■ Task to complete
Rewrite each of the records below as a JSON list of strings, one string per line, skipping blank lines and leaving out the pictures.
══════════
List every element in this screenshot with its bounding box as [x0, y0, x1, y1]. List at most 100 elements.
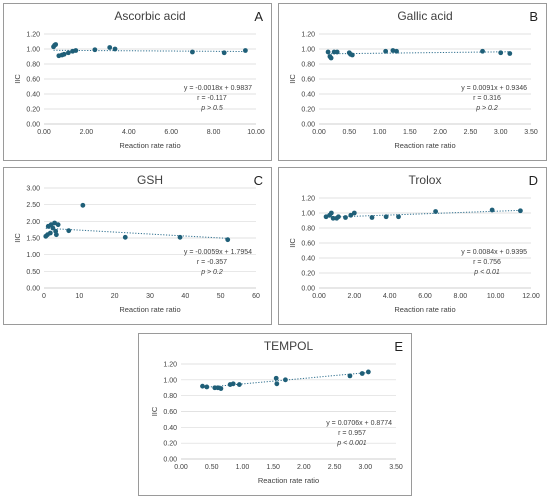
data-point [343, 215, 348, 220]
data-point [480, 48, 485, 54]
x-tick-label: 8.00 [207, 129, 221, 136]
x-tick-label: 50 [217, 293, 225, 300]
data-point [61, 51, 67, 57]
x-tick-label: 40 [181, 293, 189, 300]
panel-gsh: GSH C 0.00 0.50 1.00 1.50 2.00 2.50 3.00 0 10 20 30 4… [3, 167, 272, 325]
y-tick-label: 1.20 [301, 196, 315, 203]
annotation: p < 0.01 [473, 269, 500, 276]
x-tick-label: 6.00 [418, 293, 432, 300]
x-tick-label: 0.50 [205, 464, 219, 471]
data-point [107, 45, 113, 50]
annotation: y = 0.0706x + 0.8774 [326, 420, 392, 427]
data-point [359, 371, 365, 376]
data-point [394, 48, 399, 54]
annotation: y = 0.0084x + 0.9395 [461, 249, 527, 256]
data-point [225, 237, 231, 243]
chart-title: GSH [137, 173, 163, 187]
data-point [390, 48, 396, 53]
x-tick-label: 3.50 [389, 464, 403, 471]
data-point [55, 222, 61, 228]
data-point [433, 209, 438, 214]
y-tick-label: 0.20 [163, 441, 177, 448]
y-tick-label: 0.00 [301, 286, 315, 293]
y-tick-label: 0.00 [26, 286, 40, 293]
data-point [328, 210, 334, 216]
data-point [122, 234, 128, 240]
y-tick-label: 0.40 [301, 92, 315, 99]
data-point [383, 48, 389, 54]
chart-title: Gallic acid [397, 9, 452, 23]
data-point [498, 50, 504, 56]
data-point [177, 234, 183, 240]
y-tick-label: 0.60 [163, 409, 177, 416]
x-tick-label: 1.00 [236, 464, 250, 471]
x-tick-label: 4.00 [383, 293, 397, 300]
panel-trolox: Trolox D 0.00 0.20 0.40 0.60 0.80 1.00 1.20 0.00 2… [278, 167, 547, 325]
y-tick-label: 0.80 [26, 62, 40, 69]
y-tick-label: 0.60 [301, 241, 315, 248]
x-tick-label: 3.00 [358, 464, 372, 471]
data-point [383, 214, 389, 220]
data-point [349, 52, 355, 58]
y-tick-label: 0.40 [301, 256, 315, 263]
x-tick-label: 6.00 [164, 129, 178, 136]
data-point [230, 381, 236, 387]
x-tick-label: 30 [146, 293, 154, 300]
data-point [351, 210, 357, 216]
panel-tempol: TEMPOL E 0.00 0.20 0.40 0.60 0.80 1.00 1.20 0.00 0… [138, 333, 412, 496]
panel-letter: E [394, 339, 403, 354]
y-axis-label: IIC [13, 74, 22, 84]
data-point [396, 214, 401, 220]
x-tick-label: 0.00 [312, 293, 326, 300]
x-tick-label: 2.00 [297, 464, 311, 471]
y-tick-label: 2.50 [26, 202, 40, 209]
x-tick-label: 10 [75, 293, 83, 300]
trendline [328, 51, 510, 55]
y-tick-label: 0.20 [26, 107, 40, 114]
data-point [53, 42, 59, 47]
data-point [365, 369, 371, 375]
annotation: y = 0.0091x + 0.9346 [461, 85, 527, 92]
data-point [325, 49, 331, 55]
y-tick-label: 0.80 [163, 393, 177, 400]
x-tick-label: 1.50 [266, 464, 280, 471]
x-tick-label: 2.50 [464, 129, 478, 136]
x-tick-label: 0 [42, 293, 46, 300]
data-point [274, 381, 280, 387]
y-tick-label: 1.00 [301, 47, 315, 54]
x-tick-label: 3.50 [524, 129, 538, 136]
annotation: y = -0.0018x + 0.9837 [184, 85, 252, 92]
data-point [489, 207, 495, 213]
annotation: r = -0.357 [197, 259, 227, 266]
x-axis-label: Reaction rate ratio [394, 305, 455, 314]
x-tick-label: 20 [111, 293, 119, 300]
trendline [53, 49, 246, 53]
panel-letter: B [529, 9, 538, 24]
y-tick-label: 1.00 [163, 377, 177, 384]
x-tick-label: 0.50 [342, 129, 356, 136]
panel-letter: A [254, 9, 263, 24]
trendline [45, 227, 228, 239]
data-point [369, 215, 375, 220]
data-point [73, 48, 79, 53]
data-point [92, 47, 98, 53]
y-tick-label: 0.60 [26, 77, 40, 84]
data-point [236, 382, 242, 387]
data-point [200, 383, 205, 389]
scatter-chart-ascorbic-acid: Ascorbic acid A 0.00 0.20 0.40 0.60 0.80 1.00 1.… [13, 9, 265, 150]
data-point [218, 386, 224, 391]
data-point [518, 208, 523, 214]
y-axis-label: IIC [288, 238, 297, 248]
x-tick-label: 0.00 [174, 464, 188, 471]
y-axis-label: IIC [288, 74, 297, 84]
data-point [190, 49, 195, 55]
panel-ascorbic-acid: Ascorbic acid A 0.00 0.20 0.40 0.60 0.80 1.00 1.… [3, 3, 272, 161]
x-tick-label: 4.00 [122, 129, 136, 136]
data-point [80, 202, 86, 208]
panel-gallic-acid: Gallic acid B 0.00 0.20 0.40 0.60 0.80 1.00 1.20… [278, 3, 547, 161]
y-tick-label: 0.50 [26, 269, 40, 276]
data-point [50, 225, 56, 231]
data-point [334, 49, 340, 55]
y-tick-label: 0.20 [301, 107, 315, 114]
x-axis-label: Reaction rate ratio [394, 141, 455, 150]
══════════
■ Full answer
[
  "List every element in this screenshot with its bounding box as [x0, y0, x1, y1]. List at most 100 elements.",
  "data-point [343, 215, 348, 220]",
  "data-point [480, 48, 485, 54]",
  "x-tick-label: 8.00 [207, 129, 221, 136]",
  "x-tick-label: 50 [217, 293, 225, 300]",
  "data-point [61, 51, 67, 57]",
  "x-tick-label: 40 [181, 293, 189, 300]",
  "panel-gsh: GSH C 0.00 0.50 1.00 1.50 2.00 2.50 3.00 0 10 20 30 4… [3, 167, 272, 325]",
  "y-tick-label: 1.20 [301, 196, 315, 203]",
  "annotation: p < 0.01 [473, 269, 500, 276]",
  "x-tick-label: 6.00 [418, 293, 432, 300]",
  "x-tick-label: 0.50 [205, 464, 219, 471]",
  "data-point [107, 45, 113, 50]",
  "annotation: y = 0.0706x + 0.8774 [326, 420, 392, 427]",
  "data-point [359, 371, 365, 376]",
  "data-point [394, 48, 399, 54]",
  "annotation: y = 0.0084x + 0.9395 [461, 249, 527, 256]",
  "data-point [225, 237, 231, 243]",
  "chart-title: GSH [137, 173, 163, 187]",
  "data-point [390, 48, 396, 53]",
  "x-tick-label: 3.50 [389, 464, 403, 471]",
  "data-point [55, 222, 61, 228]",
  "data-point [433, 209, 438, 214]",
  "y-tick-label: 0.20 [163, 441, 177, 448]",
  "y-tick-label: 0.00 [301, 286, 315, 293]",
  "y-tick-label: 0.00 [26, 286, 40, 293]",
  "data-point [328, 210, 334, 216]",
  "data-point [122, 234, 128, 240]",
  "y-tick-label: 0.40 [301, 92, 315, 99]",
  "data-point [383, 48, 389, 54]",
  "chart-title: Gallic acid [397, 9, 452, 23]",
  "data-point [498, 50, 504, 56]",
  "data-point [177, 234, 183, 240]",
  "y-tick-label: 0.60 [163, 409, 177, 416]",
  "x-tick-label: 1.00 [236, 464, 250, 471]",
  "x-tick-label: 4.00 [383, 293, 397, 300]",
  "panel-trolox: Trolox D 0.00 0.20 0.40 0.60 0.80 1.00 1.20 0.00 2… [278, 167, 547, 325]",
  "y-tick-label: 0.80 [26, 62, 40, 69]",
  "y-tick-label: 0.60 [301, 241, 315, 248]",
  "x-tick-label: 3.00 [358, 464, 372, 471]",
  "data-point [383, 214, 389, 220]",
  "data-point [349, 52, 355, 58]",
  "y-tick-label: 0.40 [301, 256, 315, 263]",
  "x-tick-label: 6.00 [164, 129, 178, 136]",
  "data-point [230, 381, 236, 387]",
  "x-tick-label: 30 [146, 293, 154, 300]",
  "data-point [351, 210, 357, 216]",
  "panel-tempol: TEMPOL E 0.00 0.20 0.40 0.60 0.80 1.00 1.20 0.00 0… [138, 333, 412, 496]",
  "panel-letter: E [394, 339, 403, 354]",
  "y-axis-label: IIC [13, 74, 22, 84]",
  "data-point [396, 214, 401, 220]",
  "x-tick-label: 0.00 [312, 293, 326, 300]",
  "x-tick-label: 2.00 [297, 464, 311, 471]",
  "y-tick-label: 2.50 [26, 202, 40, 209]",
  "x-tick-label: 10 [75, 293, 83, 300]",
  "trendline [328, 51, 510, 55]",
  "y-tick-label: 0.20 [26, 107, 40, 114]",
  "data-point [53, 42, 59, 47]",
  "data-point [365, 369, 371, 375]",
  "annotation: y = 0.0091x + 0.9346 [461, 85, 527, 92]",
  "data-point [325, 49, 331, 55]",
  "y-tick-label: 0.80 [163, 393, 177, 400]",
  "x-tick-label: 1.50 [266, 464, 280, 471]",
  "x-tick-label: 2.50 [464, 129, 478, 136]",
  "x-tick-label: 0 [42, 293, 46, 300]",
  "data-point [274, 381, 280, 387]",
  "y-tick-label: 1.00 [301, 47, 315, 54]",
  "x-tick-label: 3.50 [524, 129, 538, 136]",
  "annotation: y = -0.0018x + 0.9837 [184, 85, 252, 92]",
  "data-point [489, 207, 495, 213]",
  "annotation: r = -0.357 [197, 259, 227, 266]",
  "x-axis-label: Reaction rate ratio [394, 305, 455, 314]",
  "x-tick-label: 20 [111, 293, 119, 300]",
  "trendline [53, 49, 246, 53]",
  "panel-letter: B [529, 9, 538, 24]",
  "y-tick-label: 1.00 [163, 377, 177, 384]",
  "x-tick-label: 0.50 [342, 129, 356, 136]",
  "panel-letter: A [254, 9, 263, 24]",
  "trendline [45, 227, 228, 239]",
  "data-point [369, 215, 375, 220]",
  "data-point [73, 48, 79, 53]",
  "data-point [92, 47, 98, 53]",
  "y-tick-label: 0.60 [26, 77, 40, 84]",
  "data-point [236, 382, 242, 387]",
  "data-point [200, 383, 205, 389]",
  "scatter-chart-ascorbic-acid: Ascorbic acid A 0.00 0.20 0.40 0.60 0.80 1.00 1.… [13, 9, 265, 150]",
  "data-point [218, 386, 224, 391]",
  "data-point [518, 208, 523, 214]",
  "y-axis-label: IIC [288, 238, 297, 248]",
  "x-tick-label: 0.00 [174, 464, 188, 471]",
  "y-axis-label: IIC [288, 74, 297, 84]",
  "data-point [190, 49, 195, 55]",
  "panel-ascorbic-acid: Ascorbic acid A 0.00 0.20 0.40 0.60 0.80 1.00 1.… [3, 3, 272, 161]",
  "x-tick-label: 4.00 [122, 129, 136, 136]",
  "data-point [80, 202, 86, 208]",
  "panel-gallic-acid: Gallic acid B 0.00 0.20 0.40 0.60 0.80 1.00 1.20… [278, 3, 547, 161]",
  "y-tick-label: 0.50 [26, 269, 40, 276]",
  "data-point [50, 225, 56, 231]",
  "data-point [334, 49, 340, 55]",
  "y-tick-label: 0.20 [301, 107, 315, 114]",
  "x-axis-label: Reaction rate ratio [394, 141, 455, 150]"
]